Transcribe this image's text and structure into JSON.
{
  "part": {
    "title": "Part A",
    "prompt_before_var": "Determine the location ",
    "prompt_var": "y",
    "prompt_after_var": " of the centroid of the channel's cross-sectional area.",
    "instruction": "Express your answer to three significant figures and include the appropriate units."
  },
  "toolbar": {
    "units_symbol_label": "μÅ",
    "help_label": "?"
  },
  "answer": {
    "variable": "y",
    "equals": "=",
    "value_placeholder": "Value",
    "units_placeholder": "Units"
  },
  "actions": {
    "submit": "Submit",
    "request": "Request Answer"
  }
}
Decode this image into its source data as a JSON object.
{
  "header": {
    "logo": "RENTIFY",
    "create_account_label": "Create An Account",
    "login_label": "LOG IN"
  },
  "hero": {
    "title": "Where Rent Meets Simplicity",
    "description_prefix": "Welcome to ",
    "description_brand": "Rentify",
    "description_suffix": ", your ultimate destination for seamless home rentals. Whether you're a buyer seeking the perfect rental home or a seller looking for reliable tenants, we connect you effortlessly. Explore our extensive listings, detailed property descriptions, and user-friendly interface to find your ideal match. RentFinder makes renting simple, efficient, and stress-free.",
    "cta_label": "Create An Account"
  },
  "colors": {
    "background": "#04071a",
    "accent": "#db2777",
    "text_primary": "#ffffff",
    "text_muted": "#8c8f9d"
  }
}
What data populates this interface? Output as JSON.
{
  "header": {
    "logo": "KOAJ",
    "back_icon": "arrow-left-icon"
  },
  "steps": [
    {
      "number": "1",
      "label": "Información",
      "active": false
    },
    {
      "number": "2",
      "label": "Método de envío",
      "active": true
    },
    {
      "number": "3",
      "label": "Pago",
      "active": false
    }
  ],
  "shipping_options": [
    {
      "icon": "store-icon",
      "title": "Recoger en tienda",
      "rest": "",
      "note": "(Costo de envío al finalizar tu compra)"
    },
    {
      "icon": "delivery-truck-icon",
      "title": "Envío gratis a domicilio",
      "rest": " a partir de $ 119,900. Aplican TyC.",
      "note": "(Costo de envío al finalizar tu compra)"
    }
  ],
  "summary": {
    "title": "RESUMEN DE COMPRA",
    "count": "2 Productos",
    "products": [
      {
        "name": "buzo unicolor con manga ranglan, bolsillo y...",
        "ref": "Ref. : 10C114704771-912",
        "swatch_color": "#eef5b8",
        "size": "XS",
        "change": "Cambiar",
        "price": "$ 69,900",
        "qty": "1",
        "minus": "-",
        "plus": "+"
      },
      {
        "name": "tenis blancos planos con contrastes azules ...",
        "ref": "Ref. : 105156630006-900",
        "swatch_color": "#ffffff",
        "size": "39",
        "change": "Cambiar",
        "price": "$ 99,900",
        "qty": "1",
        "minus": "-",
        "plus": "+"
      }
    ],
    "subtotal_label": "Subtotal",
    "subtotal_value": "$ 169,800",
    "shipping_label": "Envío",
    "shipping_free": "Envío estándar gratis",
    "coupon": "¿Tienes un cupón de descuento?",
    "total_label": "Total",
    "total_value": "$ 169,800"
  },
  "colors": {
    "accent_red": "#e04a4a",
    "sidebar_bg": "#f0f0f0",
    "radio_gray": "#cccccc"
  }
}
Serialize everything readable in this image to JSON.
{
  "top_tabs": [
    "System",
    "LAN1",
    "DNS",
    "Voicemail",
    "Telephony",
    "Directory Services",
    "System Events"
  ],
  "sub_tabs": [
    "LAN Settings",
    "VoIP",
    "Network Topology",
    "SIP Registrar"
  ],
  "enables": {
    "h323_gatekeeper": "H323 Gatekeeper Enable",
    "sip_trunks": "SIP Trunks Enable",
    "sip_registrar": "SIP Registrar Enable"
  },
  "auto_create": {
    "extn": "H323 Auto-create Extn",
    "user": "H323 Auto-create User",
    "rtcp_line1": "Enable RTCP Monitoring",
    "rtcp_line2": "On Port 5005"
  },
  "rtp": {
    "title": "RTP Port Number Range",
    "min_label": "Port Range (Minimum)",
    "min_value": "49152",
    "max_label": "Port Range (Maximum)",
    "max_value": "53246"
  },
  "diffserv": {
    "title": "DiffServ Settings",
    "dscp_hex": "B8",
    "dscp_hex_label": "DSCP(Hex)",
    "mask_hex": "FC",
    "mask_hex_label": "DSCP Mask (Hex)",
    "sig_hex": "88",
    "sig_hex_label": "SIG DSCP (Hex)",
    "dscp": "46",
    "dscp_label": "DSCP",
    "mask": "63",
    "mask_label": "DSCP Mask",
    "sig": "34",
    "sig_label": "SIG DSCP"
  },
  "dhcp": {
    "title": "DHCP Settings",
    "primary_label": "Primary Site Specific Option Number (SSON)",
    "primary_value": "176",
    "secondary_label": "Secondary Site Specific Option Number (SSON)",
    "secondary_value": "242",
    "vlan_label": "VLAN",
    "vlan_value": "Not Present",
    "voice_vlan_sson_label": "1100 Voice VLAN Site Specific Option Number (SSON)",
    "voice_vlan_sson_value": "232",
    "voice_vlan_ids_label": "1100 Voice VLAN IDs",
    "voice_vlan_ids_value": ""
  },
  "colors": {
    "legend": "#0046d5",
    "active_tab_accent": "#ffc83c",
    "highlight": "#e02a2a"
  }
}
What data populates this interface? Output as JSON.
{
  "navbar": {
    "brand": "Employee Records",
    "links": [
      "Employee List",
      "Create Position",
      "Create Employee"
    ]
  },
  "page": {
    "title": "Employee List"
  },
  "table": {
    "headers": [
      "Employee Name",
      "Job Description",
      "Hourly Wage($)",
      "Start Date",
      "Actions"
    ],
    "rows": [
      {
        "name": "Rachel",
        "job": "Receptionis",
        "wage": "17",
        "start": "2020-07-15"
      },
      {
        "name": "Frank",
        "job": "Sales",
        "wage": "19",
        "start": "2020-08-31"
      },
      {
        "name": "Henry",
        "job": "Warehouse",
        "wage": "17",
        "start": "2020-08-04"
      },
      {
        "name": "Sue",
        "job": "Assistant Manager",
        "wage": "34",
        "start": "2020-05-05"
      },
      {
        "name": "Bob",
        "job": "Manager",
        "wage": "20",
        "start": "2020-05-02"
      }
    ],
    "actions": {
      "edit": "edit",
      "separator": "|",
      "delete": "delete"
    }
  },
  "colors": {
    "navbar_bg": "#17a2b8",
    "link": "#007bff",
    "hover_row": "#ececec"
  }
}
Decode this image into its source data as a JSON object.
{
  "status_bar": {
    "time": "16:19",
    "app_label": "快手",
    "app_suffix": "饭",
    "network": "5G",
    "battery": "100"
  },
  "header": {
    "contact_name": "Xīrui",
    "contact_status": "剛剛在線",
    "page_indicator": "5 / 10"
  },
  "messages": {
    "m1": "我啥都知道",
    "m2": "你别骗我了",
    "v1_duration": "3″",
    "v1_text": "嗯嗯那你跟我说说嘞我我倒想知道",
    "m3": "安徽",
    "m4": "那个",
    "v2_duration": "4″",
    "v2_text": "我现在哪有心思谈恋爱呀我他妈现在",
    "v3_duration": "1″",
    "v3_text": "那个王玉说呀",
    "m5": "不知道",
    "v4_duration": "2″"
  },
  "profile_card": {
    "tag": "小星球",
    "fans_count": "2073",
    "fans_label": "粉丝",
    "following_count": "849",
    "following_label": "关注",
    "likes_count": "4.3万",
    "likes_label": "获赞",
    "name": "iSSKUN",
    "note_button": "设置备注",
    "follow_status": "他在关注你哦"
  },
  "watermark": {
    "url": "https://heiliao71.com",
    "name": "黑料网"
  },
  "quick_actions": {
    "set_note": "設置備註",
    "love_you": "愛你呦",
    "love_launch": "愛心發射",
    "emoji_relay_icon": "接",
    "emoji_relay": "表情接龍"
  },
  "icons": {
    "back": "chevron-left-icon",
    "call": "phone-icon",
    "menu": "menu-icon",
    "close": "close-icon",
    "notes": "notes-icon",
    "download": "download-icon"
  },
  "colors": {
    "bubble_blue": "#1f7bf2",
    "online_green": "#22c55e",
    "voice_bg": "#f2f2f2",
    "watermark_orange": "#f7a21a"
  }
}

__________

Look through the data above. Copy every line with the string "Employee" in it.

▶ **WRITTEN SOLUTION**:
    "brand": "Employee Records",
      "Employee List",
      "Create Employee"
    "title": "Employee List"
      "Employee Name",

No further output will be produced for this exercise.